**Task prompt:** Restate the complete material exactly.

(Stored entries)
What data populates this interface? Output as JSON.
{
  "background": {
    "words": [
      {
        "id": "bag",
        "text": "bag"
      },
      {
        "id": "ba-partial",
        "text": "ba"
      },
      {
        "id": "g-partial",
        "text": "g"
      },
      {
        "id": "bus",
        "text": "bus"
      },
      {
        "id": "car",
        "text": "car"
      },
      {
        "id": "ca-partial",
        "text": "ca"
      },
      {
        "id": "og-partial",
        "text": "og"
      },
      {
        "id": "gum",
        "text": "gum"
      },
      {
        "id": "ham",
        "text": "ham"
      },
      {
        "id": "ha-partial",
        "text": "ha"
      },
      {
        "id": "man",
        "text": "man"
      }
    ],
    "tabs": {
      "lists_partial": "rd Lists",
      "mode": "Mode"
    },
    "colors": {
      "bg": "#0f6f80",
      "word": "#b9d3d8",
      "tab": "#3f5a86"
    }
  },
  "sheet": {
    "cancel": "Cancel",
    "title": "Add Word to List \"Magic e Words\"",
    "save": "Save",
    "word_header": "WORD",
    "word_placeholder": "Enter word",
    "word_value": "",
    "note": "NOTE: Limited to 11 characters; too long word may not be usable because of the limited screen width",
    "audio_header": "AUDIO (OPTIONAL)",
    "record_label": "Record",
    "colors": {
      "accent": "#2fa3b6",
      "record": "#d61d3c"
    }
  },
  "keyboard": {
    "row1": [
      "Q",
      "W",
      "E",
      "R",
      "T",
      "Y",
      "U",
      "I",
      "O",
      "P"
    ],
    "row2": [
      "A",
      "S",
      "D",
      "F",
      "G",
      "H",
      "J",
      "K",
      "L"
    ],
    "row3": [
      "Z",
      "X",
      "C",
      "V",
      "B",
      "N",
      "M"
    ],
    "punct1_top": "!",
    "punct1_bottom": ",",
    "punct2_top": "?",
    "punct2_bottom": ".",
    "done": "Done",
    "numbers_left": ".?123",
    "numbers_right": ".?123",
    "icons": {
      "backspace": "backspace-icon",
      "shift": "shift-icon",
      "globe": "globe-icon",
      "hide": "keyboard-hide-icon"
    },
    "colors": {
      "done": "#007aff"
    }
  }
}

**Full solution:**
What data populates this interface? Output as JSON.
{
  "background": {
    "words": [
      {
        "id": "bag",
        "text": "bag"
      },
      {
        "id": "ba-partial",
        "text": "ba"
      },
      {
        "id": "g-partial",
        "text": "g"
      },
      {
        "id": "bus",
        "text": "bus"
      },
      {
        "id": "car",
        "text": "car"
      },
      {
        "id": "ca-partial",
        "text": "ca"
      },
      {
        "id": "og-partial",
        "text": "og"
      },
      {
        "id": "gum",
        "text": "gum"
      },
      {
        "id": "ham",
        "text": "ham"
      },
      {
        "id": "ha-partial",
        "text": "ha"
      },
      {
        "id": "man",
        "text": "man"
      }
    ],
    "tabs": {
      "lists_partial": "rd Lists",
      "mode": "Mode"
    },
    "colors": {
      "bg": "#0f6f80",
      "word": "#b9d3d8",
      "tab": "#3f5a86"
    }
  },
  "sheet": {
    "cancel": "Cancel",
    "title": "Add Word to List \"Magic e Words\"",
    "save": "Save",
    "word_header": "WORD",
    "word_placeholder": "Enter word",
    "word_value": "",
    "note": "NOTE: Limited to 11 characters; too long word may not be usable because of the limited screen width",
    "audio_header": "AUDIO (OPTIONAL)",
    "record_label": "Record",
    "colors": {
      "accent": "#2fa3b6",
      "record": "#d61d3c"
    }
  },
  "keyboard": {
    "row1": [
      "Q",
      "W",
      "E",
      "R",
      "T",
      "Y",
      "U",
      "I",
      "O",
      "P"
    ],
    "row2": [
      "A",
      "S",
      "D",
      "F",
      "G",
      "H",
      "J",
      "K",
      "L"
    ],
    "row3": [
      "Z",
      "X",
      "C",
      "V",
      "B",
      "N",
      "M"
    ],
    "punct1_top": "!",
    "punct1_bottom": ",",
    "punct2_top": "?",
    "punct2_bottom": ".",
    "done": "Done",
    "numbers_left": ".?123",
    "numbers_right": ".?123",
    "icons": {
      "backspace": "backspace-icon",
      "shift": "shift-icon",
      "globe": "globe-icon",
      "hide": "keyboard-hide-icon"
    },
    "colors": {
      "done": "#007aff"
    }
  }
}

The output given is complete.